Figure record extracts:

===

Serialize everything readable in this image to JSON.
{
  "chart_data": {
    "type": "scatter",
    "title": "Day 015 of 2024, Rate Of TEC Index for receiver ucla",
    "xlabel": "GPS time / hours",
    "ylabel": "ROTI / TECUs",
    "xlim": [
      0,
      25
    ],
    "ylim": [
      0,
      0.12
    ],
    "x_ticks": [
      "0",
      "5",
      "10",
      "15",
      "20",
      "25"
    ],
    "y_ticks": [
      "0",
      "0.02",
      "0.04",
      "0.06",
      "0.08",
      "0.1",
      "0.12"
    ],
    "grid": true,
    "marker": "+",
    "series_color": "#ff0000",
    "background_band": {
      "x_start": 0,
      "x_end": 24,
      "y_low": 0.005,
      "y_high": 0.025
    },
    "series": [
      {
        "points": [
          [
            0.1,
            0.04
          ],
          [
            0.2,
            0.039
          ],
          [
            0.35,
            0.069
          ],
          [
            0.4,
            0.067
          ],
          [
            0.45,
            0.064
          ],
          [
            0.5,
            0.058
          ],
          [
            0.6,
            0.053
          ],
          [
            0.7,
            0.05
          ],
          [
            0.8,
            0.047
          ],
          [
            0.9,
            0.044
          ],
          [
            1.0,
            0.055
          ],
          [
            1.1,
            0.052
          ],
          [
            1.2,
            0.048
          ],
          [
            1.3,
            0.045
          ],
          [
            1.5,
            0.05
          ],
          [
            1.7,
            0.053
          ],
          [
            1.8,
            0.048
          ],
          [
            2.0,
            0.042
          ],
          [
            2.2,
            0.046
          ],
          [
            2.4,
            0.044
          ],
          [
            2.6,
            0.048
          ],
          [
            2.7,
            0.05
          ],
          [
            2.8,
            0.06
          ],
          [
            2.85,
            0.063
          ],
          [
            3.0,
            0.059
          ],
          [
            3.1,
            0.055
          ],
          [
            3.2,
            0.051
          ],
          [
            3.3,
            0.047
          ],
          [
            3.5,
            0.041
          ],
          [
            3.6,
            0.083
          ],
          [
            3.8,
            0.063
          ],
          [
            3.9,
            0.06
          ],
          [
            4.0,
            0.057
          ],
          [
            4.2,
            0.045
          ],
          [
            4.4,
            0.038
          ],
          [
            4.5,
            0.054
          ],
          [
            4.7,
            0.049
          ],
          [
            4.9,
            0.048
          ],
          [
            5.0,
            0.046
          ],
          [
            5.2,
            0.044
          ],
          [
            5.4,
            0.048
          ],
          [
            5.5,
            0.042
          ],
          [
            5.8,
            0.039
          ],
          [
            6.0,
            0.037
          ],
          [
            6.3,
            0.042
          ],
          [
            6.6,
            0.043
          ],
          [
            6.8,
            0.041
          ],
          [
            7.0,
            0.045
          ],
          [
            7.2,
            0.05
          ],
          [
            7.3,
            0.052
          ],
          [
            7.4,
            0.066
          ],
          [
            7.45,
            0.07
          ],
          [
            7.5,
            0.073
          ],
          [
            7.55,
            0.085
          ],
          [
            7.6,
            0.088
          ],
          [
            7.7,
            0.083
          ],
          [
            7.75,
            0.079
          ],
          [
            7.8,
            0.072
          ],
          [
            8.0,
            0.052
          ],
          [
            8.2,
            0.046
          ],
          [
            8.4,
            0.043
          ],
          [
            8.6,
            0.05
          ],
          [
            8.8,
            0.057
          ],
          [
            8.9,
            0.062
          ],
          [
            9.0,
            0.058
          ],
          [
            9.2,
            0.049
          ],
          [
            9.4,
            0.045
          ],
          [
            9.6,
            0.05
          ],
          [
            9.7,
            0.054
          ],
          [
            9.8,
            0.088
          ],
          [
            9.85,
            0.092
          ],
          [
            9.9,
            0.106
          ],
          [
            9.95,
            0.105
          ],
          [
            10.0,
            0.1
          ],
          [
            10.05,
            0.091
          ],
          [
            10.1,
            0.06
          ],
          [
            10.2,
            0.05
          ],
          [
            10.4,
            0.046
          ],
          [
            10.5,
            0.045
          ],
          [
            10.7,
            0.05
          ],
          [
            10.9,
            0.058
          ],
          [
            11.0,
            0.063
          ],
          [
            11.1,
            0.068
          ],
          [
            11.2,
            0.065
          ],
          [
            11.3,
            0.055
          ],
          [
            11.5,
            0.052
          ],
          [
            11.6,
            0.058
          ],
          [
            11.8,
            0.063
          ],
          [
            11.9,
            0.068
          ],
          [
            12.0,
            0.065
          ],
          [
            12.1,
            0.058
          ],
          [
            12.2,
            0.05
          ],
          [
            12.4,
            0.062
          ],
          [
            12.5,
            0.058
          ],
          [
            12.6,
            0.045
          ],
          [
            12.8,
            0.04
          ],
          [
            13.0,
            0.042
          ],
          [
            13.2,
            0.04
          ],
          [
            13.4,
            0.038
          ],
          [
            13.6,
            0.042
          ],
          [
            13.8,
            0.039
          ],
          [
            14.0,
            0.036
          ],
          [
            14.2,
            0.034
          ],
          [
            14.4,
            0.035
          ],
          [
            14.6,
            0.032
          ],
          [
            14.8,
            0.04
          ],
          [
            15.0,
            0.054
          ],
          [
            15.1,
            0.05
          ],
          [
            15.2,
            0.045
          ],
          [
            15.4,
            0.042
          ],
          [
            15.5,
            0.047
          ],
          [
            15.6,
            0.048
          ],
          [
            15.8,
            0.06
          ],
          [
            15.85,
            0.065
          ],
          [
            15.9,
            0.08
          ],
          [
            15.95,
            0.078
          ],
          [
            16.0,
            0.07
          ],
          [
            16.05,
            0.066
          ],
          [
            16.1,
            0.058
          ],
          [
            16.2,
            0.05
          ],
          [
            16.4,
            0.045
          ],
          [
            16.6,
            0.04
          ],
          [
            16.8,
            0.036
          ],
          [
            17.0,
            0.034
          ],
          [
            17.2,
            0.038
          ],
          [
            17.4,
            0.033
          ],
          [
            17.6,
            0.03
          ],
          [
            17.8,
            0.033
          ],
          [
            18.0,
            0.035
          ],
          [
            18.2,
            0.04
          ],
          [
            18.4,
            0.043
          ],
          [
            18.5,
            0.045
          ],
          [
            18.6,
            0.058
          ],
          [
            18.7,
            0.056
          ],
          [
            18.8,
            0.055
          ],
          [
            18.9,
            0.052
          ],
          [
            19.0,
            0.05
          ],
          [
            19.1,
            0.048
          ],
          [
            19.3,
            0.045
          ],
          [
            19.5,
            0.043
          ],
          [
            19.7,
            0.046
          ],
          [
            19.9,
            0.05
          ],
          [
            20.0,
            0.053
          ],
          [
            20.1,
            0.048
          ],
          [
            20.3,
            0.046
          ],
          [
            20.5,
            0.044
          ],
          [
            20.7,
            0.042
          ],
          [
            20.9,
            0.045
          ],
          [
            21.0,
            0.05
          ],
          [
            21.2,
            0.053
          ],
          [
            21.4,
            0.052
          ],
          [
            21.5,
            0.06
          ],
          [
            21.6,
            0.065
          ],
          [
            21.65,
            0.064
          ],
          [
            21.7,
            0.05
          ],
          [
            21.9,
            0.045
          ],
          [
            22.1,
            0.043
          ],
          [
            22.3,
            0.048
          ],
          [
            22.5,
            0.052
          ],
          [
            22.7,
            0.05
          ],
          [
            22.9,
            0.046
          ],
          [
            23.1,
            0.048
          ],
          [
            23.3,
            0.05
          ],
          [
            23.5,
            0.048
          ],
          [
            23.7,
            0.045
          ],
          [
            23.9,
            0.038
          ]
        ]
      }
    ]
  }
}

===

TASK STATEMENT ::
Nothing in the listing may be changed; retype it all exactly.

OUTPUT FOR THIS TASK ::
Serialize everything readable in this image to JSON.
{
  "chart_data": {
    "type": "scatter",
    "title": "Day 015 of 2024, Rate Of TEC Index for receiver ucla",
    "xlabel": "GPS time / hours",
    "ylabel": "ROTI / TECUs",
    "xlim": [
      0,
      25
    ],
    "ylim": [
      0,
      0.12
    ],
    "x_ticks": [
      "0",
      "5",
      "10",
      "15",
      "20",
      "25"
    ],
    "y_ticks": [
      "0",
      "0.02",
      "0.04",
      "0.06",
      "0.08",
      "0.1",
      "0.12"
    ],
    "grid": true,
    "marker": "+",
    "series_color": "#ff0000",
    "background_band": {
      "x_start": 0,
      "x_end": 24,
      "y_low": 0.005,
      "y_high": 0.025
    },
    "series": [
      {
        "points": [
          [
            0.1,
            0.04
          ],
          [
            0.2,
            0.039
          ],
          [
            0.35,
            0.069
          ],
          [
            0.4,
            0.067
          ],
          [
            0.45,
            0.064
          ],
          [
            0.5,
            0.058
          ],
          [
            0.6,
            0.053
          ],
          [
            0.7,
            0.05
          ],
          [
            0.8,
            0.047
          ],
          [
            0.9,
            0.044
          ],
          [
            1.0,
            0.055
          ],
          [
            1.1,
            0.052
          ],
          [
            1.2,
            0.048
          ],
          [
            1.3,
            0.045
          ],
          [
            1.5,
            0.05
          ],
          [
            1.7,
            0.053
          ],
          [
            1.8,
            0.048
          ],
          [
            2.0,
            0.042
          ],
          [
            2.2,
            0.046
          ],
          [
            2.4,
            0.044
          ],
          [
            2.6,
            0.048
          ],
          [
            2.7,
            0.05
          ],
          [
            2.8,
            0.06
          ],
          [
            2.85,
            0.063
          ],
          [
            3.0,
            0.059
          ],
          [
            3.1,
            0.055
          ],
          [
            3.2,
            0.051
          ],
          [
            3.3,
            0.047
          ],
          [
            3.5,
            0.041
          ],
          [
            3.6,
            0.083
          ],
          [
            3.8,
            0.063
          ],
          [
            3.9,
            0.06
          ],
          [
            4.0,
            0.057
          ],
          [
            4.2,
            0.045
          ],
          [
            4.4,
            0.038
          ],
          [
            4.5,
            0.054
          ],
          [
            4.7,
            0.049
          ],
          [
            4.9,
            0.048
          ],
          [
            5.0,
            0.046
          ],
          [
            5.2,
            0.044
          ],
          [
            5.4,
            0.048
          ],
          [
            5.5,
            0.042
          ],
          [
            5.8,
            0.039
          ],
          [
            6.0,
            0.037
          ],
          [
            6.3,
            0.042
          ],
          [
            6.6,
            0.043
          ],
          [
            6.8,
            0.041
          ],
          [
            7.0,
            0.045
          ],
          [
            7.2,
            0.05
          ],
          [
            7.3,
            0.052
          ],
          [
            7.4,
            0.066
          ],
          [
            7.45,
            0.07
          ],
          [
            7.5,
            0.073
          ],
          [
            7.55,
            0.085
          ],
          [
            7.6,
            0.088
          ],
          [
            7.7,
            0.083
          ],
          [
            7.75,
            0.079
          ],
          [
            7.8,
            0.072
          ],
          [
            8.0,
            0.052
          ],
          [
            8.2,
            0.046
          ],
          [
            8.4,
            0.043
          ],
          [
            8.6,
            0.05
          ],
          [
            8.8,
            0.057
          ],
          [
            8.9,
            0.062
          ],
          [
            9.0,
            0.058
          ],
          [
            9.2,
            0.049
          ],
          [
            9.4,
            0.045
          ],
          [
            9.6,
            0.05
          ],
          [
            9.7,
            0.054
          ],
          [
            9.8,
            0.088
          ],
          [
            9.85,
            0.092
          ],
          [
            9.9,
            0.106
          ],
          [
            9.95,
            0.105
          ],
          [
            10.0,
            0.1
          ],
          [
            10.05,
            0.091
          ],
          [
            10.1,
            0.06
          ],
          [
            10.2,
            0.05
          ],
          [
            10.4,
            0.046
          ],
          [
            10.5,
            0.045
          ],
          [
            10.7,
            0.05
          ],
          [
            10.9,
            0.058
          ],
          [
            11.0,
            0.063
          ],
          [
            11.1,
            0.068
          ],
          [
            11.2,
            0.065
          ],
          [
            11.3,
            0.055
          ],
          [
            11.5,
            0.052
          ],
          [
            11.6,
            0.058
          ],
          [
            11.8,
            0.063
          ],
          [
            11.9,
            0.068
          ],
          [
            12.0,
            0.065
          ],
          [
            12.1,
            0.058
          ],
          [
            12.2,
            0.05
          ],
          [
            12.4,
            0.062
          ],
          [
            12.5,
            0.058
          ],
          [
            12.6,
            0.045
          ],
          [
            12.8,
            0.04
          ],
          [
            13.0,
            0.042
          ],
          [
            13.2,
            0.04
          ],
          [
            13.4,
            0.038
          ],
          [
            13.6,
            0.042
          ],
          [
            13.8,
            0.039
          ],
          [
            14.0,
            0.036
          ],
          [
            14.2,
            0.034
          ],
          [
            14.4,
            0.035
          ],
          [
            14.6,
            0.032
          ],
          [
            14.8,
            0.04
          ],
          [
            15.0,
            0.054
          ],
          [
            15.1,
            0.05
          ],
          [
            15.2,
            0.045
          ],
          [
            15.4,
            0.042
          ],
          [
            15.5,
            0.047
          ],
          [
            15.6,
            0.048
          ],
          [
            15.8,
            0.06
          ],
          [
            15.85,
            0.065
          ],
          [
            15.9,
            0.08
          ],
          [
            15.95,
            0.078
          ],
          [
            16.0,
            0.07
          ],
          [
            16.05,
            0.066
          ],
          [
            16.1,
            0.058
          ],
          [
            16.2,
            0.05
          ],
          [
            16.4,
            0.045
          ],
          [
            16.6,
            0.04
          ],
          [
            16.8,
            0.036
          ],
          [
            17.0,
            0.034
          ],
          [
            17.2,
            0.038
          ],
          [
            17.4,
            0.033
          ],
          [
            17.6,
            0.03
          ],
          [
            17.8,
            0.033
          ],
          [
            18.0,
            0.035
          ],
          [
            18.2,
            0.04
          ],
          [
            18.4,
            0.043
          ],
          [
            18.5,
            0.045
          ],
          [
            18.6,
            0.058
          ],
          [
            18.7,
            0.056
          ],
          [
            18.8,
            0.055
          ],
          [
            18.9,
            0.052
          ],
          [
            19.0,
            0.05
          ],
          [
            19.1,
            0.048
          ],
          [
            19.3,
            0.045
          ],
          [
            19.5,
            0.043
          ],
          [
            19.7,
            0.046
          ],
          [
            19.9,
            0.05
          ],
          [
            20.0,
            0.053
          ],
          [
            20.1,
            0.048
          ],
          [
            20.3,
            0.046
          ],
          [
            20.5,
            0.044
          ],
          [
            20.7,
            0.042
          ],
          [
            20.9,
            0.045
          ],
          [
            21.0,
            0.05
          ],
          [
            21.2,
            0.053
          ],
          [
            21.4,
            0.052
          ],
          [
            21.5,
            0.06
          ],
          [
            21.6,
            0.065
          ],
          [
            21.65,
            0.064
          ],
          [
            21.7,
            0.05
          ],
          [
            21.9,
            0.045
          ],
          [
            22.1,
            0.043
          ],
          [
            22.3,
            0.048
          ],
          [
            22.5,
            0.052
          ],
          [
            22.7,
            0.05
          ],
          [
            22.9,
            0.046
          ],
          [
            23.1,
            0.048
          ],
          [
            23.3,
            0.05
          ],
          [
            23.5,
            0.048
          ],
          [
            23.7,
            0.045
          ],
          [
            23.9,
            0.038
          ]
        ]
      }
    ]
  }
}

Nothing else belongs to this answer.